Task objective:
Repeat each entry in full, exactly.

(Data entries)
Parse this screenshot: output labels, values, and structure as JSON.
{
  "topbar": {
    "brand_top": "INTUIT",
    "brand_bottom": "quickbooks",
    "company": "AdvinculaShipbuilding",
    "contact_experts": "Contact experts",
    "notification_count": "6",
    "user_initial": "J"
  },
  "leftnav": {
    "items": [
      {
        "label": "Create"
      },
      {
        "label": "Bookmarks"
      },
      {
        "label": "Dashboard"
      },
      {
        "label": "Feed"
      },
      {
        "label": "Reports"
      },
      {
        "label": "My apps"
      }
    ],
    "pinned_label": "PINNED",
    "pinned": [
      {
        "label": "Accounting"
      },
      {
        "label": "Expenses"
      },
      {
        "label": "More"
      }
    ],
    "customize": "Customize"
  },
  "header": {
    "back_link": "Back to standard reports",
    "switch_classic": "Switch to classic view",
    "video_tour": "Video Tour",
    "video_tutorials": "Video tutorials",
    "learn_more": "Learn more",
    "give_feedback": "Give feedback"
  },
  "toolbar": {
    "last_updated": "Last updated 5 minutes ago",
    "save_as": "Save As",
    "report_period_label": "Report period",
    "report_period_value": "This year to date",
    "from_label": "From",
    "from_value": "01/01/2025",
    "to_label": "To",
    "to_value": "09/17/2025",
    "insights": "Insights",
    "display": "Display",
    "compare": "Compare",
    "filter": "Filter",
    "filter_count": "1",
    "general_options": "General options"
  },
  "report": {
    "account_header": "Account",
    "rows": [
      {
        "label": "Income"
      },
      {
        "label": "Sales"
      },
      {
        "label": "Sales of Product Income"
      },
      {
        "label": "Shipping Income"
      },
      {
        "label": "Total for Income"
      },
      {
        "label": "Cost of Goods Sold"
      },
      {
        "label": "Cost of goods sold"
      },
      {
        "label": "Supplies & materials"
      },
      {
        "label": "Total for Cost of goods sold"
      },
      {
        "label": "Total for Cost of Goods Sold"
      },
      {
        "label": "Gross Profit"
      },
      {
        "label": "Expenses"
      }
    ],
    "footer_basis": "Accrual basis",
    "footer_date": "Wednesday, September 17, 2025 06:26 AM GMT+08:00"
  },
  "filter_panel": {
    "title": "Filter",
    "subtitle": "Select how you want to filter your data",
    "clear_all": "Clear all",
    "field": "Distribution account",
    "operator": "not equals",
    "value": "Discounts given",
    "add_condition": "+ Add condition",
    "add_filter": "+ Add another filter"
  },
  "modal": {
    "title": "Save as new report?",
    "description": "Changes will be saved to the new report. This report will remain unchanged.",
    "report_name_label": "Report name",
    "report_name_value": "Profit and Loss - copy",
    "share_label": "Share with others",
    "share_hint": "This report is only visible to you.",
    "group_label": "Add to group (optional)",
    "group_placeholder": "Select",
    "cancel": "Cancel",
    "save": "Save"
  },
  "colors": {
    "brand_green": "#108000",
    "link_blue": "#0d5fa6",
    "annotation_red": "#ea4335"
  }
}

Task solution:
Parse this screenshot: output labels, values, and structure as JSON.
{
  "topbar": {
    "brand_top": "INTUIT",
    "brand_bottom": "quickbooks",
    "company": "AdvinculaShipbuilding",
    "contact_experts": "Contact experts",
    "notification_count": "6",
    "user_initial": "J"
  },
  "leftnav": {
    "items": [
      {
        "label": "Create"
      },
      {
        "label": "Bookmarks"
      },
      {
        "label": "Dashboard"
      },
      {
        "label": "Feed"
      },
      {
        "label": "Reports"
      },
      {
        "label": "My apps"
      }
    ],
    "pinned_label": "PINNED",
    "pinned": [
      {
        "label": "Accounting"
      },
      {
        "label": "Expenses"
      },
      {
        "label": "More"
      }
    ],
    "customize": "Customize"
  },
  "header": {
    "back_link": "Back to standard reports",
    "switch_classic": "Switch to classic view",
    "video_tour": "Video Tour",
    "video_tutorials": "Video tutorials",
    "learn_more": "Learn more",
    "give_feedback": "Give feedback"
  },
  "toolbar": {
    "last_updated": "Last updated 5 minutes ago",
    "save_as": "Save As",
    "report_period_label": "Report period",
    "report_period_value": "This year to date",
    "from_label": "From",
    "from_value": "01/01/2025",
    "to_label": "To",
    "to_value": "09/17/2025",
    "insights": "Insights",
    "display": "Display",
    "compare": "Compare",
    "filter": "Filter",
    "filter_count": "1",
    "general_options": "General options"
  },
  "report": {
    "account_header": "Account",
    "rows": [
      {
        "label": "Income"
      },
      {
        "label": "Sales"
      },
      {
        "label": "Sales of Product Income"
      },
      {
        "label": "Shipping Income"
      },
      {
        "label": "Total for Income"
      },
      {
        "label": "Cost of Goods Sold"
      },
      {
        "label": "Cost of goods sold"
      },
      {
        "label": "Supplies & materials"
      },
      {
        "label": "Total for Cost of goods sold"
      },
      {
        "label": "Total for Cost of Goods Sold"
      },
      {
        "label": "Gross Profit"
      },
      {
        "label": "Expenses"
      }
    ],
    "footer_basis": "Accrual basis",
    "footer_date": "Wednesday, September 17, 2025 06:26 AM GMT+08:00"
  },
  "filter_panel": {
    "title": "Filter",
    "subtitle": "Select how you want to filter your data",
    "clear_all": "Clear all",
    "field": "Distribution account",
    "operator": "not equals",
    "value": "Discounts given",
    "add_condition": "+ Add condition",
    "add_filter": "+ Add another filter"
  },
  "modal": {
    "title": "Save as new report?",
    "description": "Changes will be saved to the new report. This report will remain unchanged.",
    "report_name_label": "Report name",
    "report_name_value": "Profit and Loss - copy",
    "share_label": "Share with others",
    "share_hint": "This report is only visible to you.",
    "group_label": "Add to group (optional)",
    "group_placeholder": "Select",
    "cancel": "Cancel",
    "save": "Save"
  },
  "colors": {
    "brand_green": "#108000",
    "link_blue": "#0d5fa6",
    "annotation_red": "#ea4335"
  }
}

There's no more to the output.